[WRITTEN INSTRUCTION]
Hunt for the word "生态系统具有一定的自动调节能力" across the entries below, copying each line that holds it.

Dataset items
— Start —

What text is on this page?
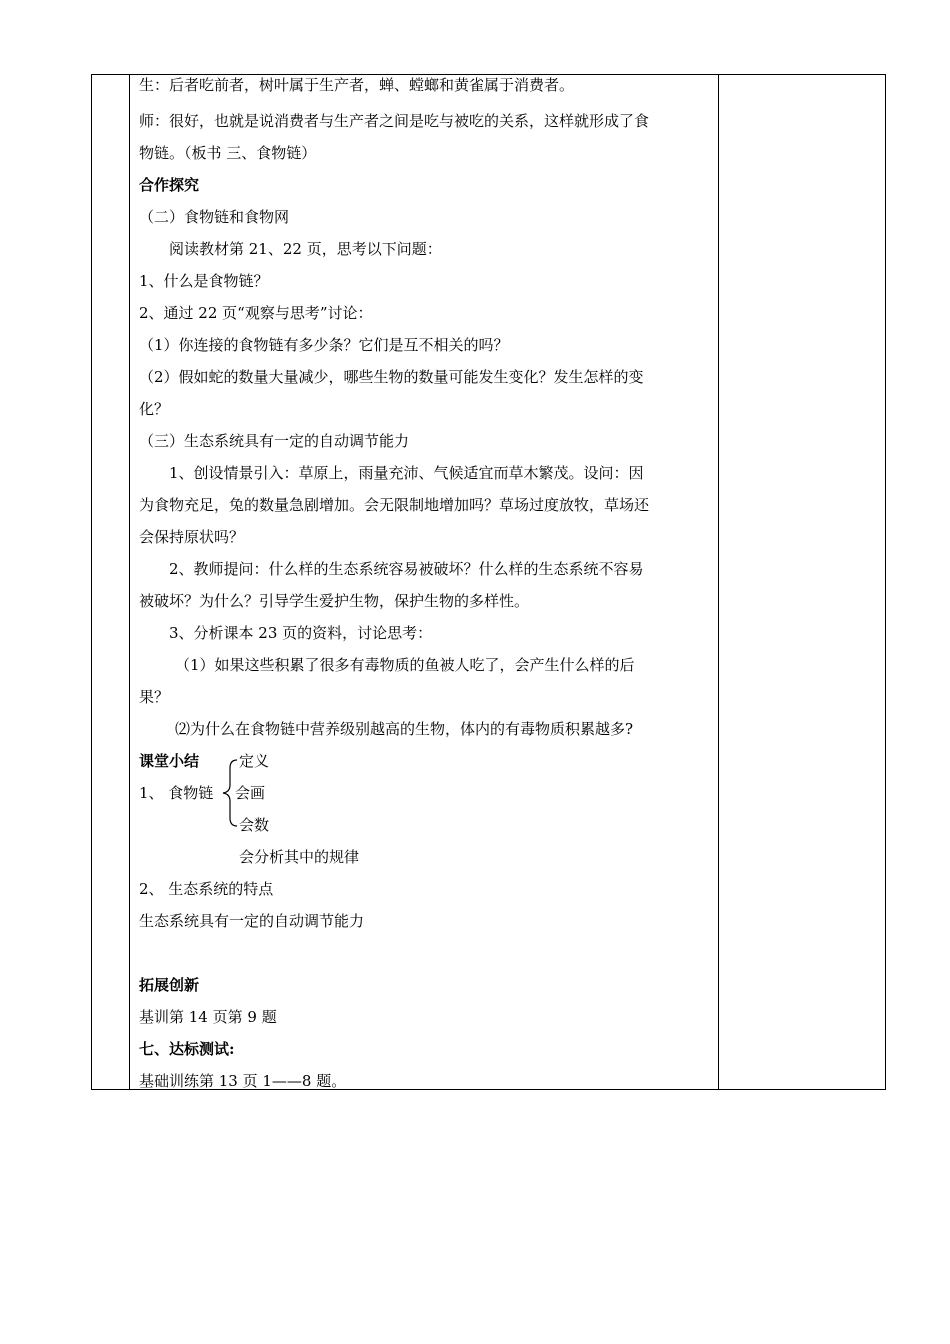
生：后者吃前者，树叶属于生产者，蝉、螳螂和黄雀属于消费者。

师：很好，也就是说消费者与生产者之间是吃与被吃的关系，这样就形成了食

物链。（板书 三、食物链）

合作探究

（二）食物链和食物网

阅读教材第 21、22 页，思考以下问题：

1、什么是食物链？

2、通过 22 页“观察与思考”讨论：

（1）你连接的食物链有多少条？它们是互不相关的吗？

（2）假如蛇的数量大量减少，哪些生物的数量可能发生变化？发生怎样的变

化？

（三）生态系统具有一定的自动调节能力

1、创设情景引入：草原上，雨量充沛、气候适宜而草木繁茂。设问：因

为食物充足，兔的数量急剧增加。会无限制地增加吗？草场过度放牧，草场还

会保持原状吗？

2、教师提问：什么样的生态系统容易被破坏？什么样的生态系统不容易

被破坏？为什么？引导学生爱护生物，保护生物的多样性。

3、分析课本 23 页的资料，讨论思考：

（1）如果这些积累了很多有毒物质的鱼被人吃了，会产生什么样的后

果？

⑵为什么在食物链中营养级别越高的生物，体内的有毒物质积累越多?

课堂小结
1、 食物链
定义
会画
会数
会分析其中的规律

2、 生态系统的特点

生态系统具有一定的自动调节能力

拓展创新

基训第 14 页第 9 题

七、达标测试:

基础训练第 13 页 1——8 题。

— End —

[EXERCISE SOLUTION]
（三）生态系统具有一定的自动调节能力
生态系统具有一定的自动调节能力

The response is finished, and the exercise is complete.